◆ Registros de datos ◆
.....

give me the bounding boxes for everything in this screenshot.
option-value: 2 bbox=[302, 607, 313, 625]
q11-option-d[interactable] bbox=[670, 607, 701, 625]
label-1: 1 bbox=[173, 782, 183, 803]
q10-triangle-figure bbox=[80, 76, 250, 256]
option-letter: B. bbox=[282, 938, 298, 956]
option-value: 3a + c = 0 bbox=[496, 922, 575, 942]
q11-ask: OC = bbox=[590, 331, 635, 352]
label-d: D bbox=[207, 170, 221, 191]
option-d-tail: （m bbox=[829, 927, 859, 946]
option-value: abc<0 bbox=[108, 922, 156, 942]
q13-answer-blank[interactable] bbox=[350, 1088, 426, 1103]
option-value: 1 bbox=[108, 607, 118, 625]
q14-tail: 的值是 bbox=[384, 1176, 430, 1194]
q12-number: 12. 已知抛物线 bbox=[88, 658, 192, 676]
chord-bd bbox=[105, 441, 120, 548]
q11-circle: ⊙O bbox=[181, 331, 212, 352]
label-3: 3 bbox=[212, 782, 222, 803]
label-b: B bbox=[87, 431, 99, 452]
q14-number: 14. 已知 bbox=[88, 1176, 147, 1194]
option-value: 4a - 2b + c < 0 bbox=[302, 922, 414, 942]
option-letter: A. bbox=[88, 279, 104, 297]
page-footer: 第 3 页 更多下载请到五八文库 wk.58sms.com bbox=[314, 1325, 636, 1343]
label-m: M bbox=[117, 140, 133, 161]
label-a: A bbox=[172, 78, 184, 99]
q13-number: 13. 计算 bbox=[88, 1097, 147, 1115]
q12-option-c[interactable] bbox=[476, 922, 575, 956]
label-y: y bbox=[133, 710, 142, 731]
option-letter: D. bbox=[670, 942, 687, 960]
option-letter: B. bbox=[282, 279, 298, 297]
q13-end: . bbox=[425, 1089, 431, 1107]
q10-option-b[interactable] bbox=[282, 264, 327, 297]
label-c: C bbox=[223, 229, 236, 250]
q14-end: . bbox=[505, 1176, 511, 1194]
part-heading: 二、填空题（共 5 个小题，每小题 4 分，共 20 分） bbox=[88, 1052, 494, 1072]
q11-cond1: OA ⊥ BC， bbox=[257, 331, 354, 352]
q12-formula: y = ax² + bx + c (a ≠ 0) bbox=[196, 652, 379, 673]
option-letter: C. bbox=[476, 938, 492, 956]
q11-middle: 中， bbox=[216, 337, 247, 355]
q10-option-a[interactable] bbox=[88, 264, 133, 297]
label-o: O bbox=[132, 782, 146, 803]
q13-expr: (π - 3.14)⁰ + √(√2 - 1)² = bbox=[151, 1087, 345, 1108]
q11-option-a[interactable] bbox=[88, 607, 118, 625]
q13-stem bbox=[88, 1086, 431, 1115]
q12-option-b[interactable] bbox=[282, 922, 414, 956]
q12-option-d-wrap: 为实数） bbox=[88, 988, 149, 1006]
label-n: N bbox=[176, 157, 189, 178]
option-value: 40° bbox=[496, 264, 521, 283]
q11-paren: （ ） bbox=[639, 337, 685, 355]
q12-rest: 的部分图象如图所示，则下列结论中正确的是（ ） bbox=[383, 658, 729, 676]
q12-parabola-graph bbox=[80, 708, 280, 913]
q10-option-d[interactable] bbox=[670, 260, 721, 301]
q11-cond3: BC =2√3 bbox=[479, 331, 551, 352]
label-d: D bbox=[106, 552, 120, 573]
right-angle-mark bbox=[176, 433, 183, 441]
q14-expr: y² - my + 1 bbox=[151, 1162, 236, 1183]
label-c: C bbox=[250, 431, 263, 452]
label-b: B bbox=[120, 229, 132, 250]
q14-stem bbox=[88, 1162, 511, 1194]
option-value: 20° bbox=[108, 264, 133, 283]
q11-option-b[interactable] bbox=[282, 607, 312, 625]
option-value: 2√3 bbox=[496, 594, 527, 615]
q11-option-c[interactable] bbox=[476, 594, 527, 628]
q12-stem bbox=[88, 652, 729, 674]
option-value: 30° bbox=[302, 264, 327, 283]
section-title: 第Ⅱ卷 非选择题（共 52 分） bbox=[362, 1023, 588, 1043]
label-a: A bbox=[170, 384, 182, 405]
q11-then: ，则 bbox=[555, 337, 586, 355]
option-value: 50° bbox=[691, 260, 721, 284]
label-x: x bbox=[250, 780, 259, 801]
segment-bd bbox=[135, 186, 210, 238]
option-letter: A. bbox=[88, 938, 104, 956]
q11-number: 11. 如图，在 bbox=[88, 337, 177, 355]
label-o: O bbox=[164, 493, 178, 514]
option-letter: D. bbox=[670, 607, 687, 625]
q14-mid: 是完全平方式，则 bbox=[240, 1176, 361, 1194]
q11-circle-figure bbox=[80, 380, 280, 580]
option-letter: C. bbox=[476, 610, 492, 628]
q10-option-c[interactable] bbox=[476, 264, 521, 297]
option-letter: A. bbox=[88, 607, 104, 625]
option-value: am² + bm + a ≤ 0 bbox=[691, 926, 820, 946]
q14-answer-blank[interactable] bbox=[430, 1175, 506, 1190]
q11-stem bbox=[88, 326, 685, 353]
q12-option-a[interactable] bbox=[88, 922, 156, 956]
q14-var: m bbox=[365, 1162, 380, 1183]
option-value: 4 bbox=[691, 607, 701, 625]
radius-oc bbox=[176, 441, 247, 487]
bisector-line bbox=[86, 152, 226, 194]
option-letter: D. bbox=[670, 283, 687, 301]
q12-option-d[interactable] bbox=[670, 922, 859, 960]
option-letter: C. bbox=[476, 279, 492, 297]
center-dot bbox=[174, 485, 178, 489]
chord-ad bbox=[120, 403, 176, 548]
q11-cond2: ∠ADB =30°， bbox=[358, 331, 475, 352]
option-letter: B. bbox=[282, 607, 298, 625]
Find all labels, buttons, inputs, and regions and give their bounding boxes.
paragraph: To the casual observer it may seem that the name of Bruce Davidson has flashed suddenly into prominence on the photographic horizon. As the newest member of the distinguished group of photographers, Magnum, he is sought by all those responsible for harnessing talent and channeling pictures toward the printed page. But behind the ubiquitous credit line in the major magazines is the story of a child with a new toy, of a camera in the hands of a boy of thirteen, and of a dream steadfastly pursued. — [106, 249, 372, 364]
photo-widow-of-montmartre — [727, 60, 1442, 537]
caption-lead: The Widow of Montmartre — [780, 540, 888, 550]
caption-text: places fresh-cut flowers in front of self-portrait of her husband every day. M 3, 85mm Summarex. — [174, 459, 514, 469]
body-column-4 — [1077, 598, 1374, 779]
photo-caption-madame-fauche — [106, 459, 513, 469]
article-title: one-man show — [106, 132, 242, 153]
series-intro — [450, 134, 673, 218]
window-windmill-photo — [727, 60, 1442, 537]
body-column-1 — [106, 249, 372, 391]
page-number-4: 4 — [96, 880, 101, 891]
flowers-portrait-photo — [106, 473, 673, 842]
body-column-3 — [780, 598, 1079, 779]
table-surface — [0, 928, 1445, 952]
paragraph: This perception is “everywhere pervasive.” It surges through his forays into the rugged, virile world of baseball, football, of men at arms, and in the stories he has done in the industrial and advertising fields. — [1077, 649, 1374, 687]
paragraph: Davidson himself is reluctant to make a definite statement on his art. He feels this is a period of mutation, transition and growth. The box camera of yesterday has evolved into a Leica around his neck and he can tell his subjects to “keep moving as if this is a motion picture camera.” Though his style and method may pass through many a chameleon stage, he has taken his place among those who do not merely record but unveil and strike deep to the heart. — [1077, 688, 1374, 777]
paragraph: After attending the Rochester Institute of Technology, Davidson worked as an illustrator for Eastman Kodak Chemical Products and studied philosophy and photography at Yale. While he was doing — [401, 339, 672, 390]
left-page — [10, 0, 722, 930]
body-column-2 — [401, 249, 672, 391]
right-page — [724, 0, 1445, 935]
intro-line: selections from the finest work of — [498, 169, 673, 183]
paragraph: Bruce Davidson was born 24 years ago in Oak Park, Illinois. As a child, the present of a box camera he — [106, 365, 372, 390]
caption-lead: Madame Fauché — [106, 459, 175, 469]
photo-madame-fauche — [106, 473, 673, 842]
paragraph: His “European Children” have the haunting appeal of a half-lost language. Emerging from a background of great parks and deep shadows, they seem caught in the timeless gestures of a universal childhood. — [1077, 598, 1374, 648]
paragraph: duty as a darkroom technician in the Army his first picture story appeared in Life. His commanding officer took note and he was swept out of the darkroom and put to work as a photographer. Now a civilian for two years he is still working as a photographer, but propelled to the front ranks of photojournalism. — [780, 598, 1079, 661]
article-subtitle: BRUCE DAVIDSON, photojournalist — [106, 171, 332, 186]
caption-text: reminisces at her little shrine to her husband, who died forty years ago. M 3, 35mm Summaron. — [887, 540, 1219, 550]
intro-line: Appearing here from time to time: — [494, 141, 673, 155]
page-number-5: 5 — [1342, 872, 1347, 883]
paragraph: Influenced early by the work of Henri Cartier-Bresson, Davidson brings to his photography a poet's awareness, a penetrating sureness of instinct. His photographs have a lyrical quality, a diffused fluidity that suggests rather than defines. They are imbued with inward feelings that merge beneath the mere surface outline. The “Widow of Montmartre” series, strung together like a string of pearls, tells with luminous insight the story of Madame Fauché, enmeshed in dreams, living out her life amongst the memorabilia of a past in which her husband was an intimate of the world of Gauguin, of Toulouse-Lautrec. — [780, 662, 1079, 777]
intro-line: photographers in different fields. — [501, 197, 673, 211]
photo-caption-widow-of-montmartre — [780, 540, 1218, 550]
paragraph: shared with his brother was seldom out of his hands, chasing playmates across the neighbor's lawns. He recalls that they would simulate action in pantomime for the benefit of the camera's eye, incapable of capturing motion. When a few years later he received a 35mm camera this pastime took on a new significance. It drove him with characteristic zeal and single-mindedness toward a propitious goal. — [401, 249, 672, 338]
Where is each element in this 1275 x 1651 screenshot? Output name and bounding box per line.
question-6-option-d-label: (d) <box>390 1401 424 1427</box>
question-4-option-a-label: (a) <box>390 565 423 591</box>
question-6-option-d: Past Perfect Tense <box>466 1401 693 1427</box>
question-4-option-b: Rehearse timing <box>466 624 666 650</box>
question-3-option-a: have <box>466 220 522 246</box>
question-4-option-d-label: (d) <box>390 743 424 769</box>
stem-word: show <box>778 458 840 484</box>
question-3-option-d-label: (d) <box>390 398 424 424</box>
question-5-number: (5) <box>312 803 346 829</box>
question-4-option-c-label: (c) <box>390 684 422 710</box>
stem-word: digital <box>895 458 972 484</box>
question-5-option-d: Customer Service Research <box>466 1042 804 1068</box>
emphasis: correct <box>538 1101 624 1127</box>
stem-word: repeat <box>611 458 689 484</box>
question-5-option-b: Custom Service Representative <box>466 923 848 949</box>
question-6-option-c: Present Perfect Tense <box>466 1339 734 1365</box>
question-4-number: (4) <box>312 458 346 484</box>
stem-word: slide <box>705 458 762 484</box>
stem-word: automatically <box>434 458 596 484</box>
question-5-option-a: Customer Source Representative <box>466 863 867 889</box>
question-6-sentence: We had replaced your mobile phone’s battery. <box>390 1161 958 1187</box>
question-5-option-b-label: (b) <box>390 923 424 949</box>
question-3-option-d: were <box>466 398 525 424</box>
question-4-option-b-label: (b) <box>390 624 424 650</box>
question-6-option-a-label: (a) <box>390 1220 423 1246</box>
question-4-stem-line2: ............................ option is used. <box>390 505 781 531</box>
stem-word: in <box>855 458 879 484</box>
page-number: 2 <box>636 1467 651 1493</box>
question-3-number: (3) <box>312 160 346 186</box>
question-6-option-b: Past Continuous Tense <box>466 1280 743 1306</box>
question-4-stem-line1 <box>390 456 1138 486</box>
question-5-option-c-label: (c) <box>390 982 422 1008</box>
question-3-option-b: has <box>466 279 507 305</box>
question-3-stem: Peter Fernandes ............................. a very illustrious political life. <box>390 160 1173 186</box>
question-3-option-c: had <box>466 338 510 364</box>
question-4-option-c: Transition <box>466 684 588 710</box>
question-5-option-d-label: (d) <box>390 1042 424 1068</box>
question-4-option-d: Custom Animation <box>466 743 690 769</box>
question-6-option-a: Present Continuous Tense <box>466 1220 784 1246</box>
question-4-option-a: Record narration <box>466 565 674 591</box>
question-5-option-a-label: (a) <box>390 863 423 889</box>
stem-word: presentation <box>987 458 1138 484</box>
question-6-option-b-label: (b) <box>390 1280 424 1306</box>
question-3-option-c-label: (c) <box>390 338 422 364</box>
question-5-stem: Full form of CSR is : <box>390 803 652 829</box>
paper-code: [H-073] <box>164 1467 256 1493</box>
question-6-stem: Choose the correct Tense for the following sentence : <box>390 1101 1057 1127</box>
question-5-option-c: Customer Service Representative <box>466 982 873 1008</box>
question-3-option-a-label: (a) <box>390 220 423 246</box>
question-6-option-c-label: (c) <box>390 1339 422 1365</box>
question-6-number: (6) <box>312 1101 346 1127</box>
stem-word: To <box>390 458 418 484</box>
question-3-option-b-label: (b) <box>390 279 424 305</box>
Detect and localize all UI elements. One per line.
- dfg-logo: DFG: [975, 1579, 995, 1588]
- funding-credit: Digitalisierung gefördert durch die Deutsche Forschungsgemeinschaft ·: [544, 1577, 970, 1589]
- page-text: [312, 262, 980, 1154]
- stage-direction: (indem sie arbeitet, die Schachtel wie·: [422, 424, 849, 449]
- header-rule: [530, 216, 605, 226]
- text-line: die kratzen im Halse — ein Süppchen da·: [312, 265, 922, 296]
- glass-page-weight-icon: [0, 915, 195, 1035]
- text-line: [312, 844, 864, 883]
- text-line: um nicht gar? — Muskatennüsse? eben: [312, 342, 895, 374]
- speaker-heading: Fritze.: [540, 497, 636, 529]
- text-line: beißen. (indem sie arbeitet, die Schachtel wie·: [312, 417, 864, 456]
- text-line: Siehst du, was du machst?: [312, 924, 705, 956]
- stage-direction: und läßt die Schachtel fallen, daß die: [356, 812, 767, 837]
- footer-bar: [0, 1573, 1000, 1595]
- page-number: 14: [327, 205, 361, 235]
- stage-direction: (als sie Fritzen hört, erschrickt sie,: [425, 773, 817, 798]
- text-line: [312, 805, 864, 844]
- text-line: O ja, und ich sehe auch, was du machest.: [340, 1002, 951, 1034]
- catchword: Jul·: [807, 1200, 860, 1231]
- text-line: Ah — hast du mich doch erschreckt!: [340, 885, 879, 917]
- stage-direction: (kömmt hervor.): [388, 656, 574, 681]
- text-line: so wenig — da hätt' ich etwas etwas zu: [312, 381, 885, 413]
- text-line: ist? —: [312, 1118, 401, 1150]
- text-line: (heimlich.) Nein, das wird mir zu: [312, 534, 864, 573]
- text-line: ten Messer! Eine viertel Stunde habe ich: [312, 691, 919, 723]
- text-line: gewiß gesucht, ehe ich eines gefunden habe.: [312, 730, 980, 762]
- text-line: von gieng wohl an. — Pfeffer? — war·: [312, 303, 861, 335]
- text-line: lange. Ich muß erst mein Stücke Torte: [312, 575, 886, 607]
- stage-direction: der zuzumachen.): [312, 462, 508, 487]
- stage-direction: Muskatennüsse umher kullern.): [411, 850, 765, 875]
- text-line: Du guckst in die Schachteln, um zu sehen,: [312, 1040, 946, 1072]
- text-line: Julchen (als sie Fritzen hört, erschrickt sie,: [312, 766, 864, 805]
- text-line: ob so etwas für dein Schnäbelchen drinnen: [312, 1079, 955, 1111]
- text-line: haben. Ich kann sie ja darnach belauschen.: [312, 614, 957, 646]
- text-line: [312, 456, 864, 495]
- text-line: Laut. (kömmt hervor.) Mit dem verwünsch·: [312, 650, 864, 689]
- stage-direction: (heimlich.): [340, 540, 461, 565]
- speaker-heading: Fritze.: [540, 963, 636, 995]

.....

◆ Tarea pendiente ◆
Por favor, da como lista numerada las líneas de los registros, desde la primera hasta la que contiene "label-b: B bbox=[87, 431, 99, 452]", ambas incluidas. Omite las líneas en blanco.

◆ Solución ◆
1. give me the bounding boxes for everything in this screenshot.
2. option-value: 2 bbox=[302, 607, 313, 625]
3. q11-option-d[interactable] bbox=[670, 607, 701, 625]
4. label-1: 1 bbox=[173, 782, 183, 803]
5. q10-triangle-figure bbox=[80, 76, 250, 256]
6. option-letter: B. bbox=[282, 938, 298, 956]
7. option-value: 3a + c = 0 bbox=[496, 922, 575, 942]
8. q11-ask: OC = bbox=[590, 331, 635, 352]
9. label-d: D bbox=[207, 170, 221, 191]
10. option-d-tail: （m bbox=[829, 927, 859, 946]
11. option-value: abc<0 bbox=[108, 922, 156, 942]
12. q13-answer-blank[interactable] bbox=[350, 1088, 426, 1103]
13. option-value: 1 bbox=[108, 607, 118, 625]
14. q14-tail: 的值是 bbox=[384, 1176, 430, 1194]
15. q12-number: 12. 已知抛物线 bbox=[88, 658, 192, 676]
16. chord-bd bbox=[105, 441, 120, 548]
17. q11-circle: ⊙O bbox=[181, 331, 212, 352]
18. label-3: 3 bbox=[212, 782, 222, 803]
19. label-b: B bbox=[87, 431, 99, 452]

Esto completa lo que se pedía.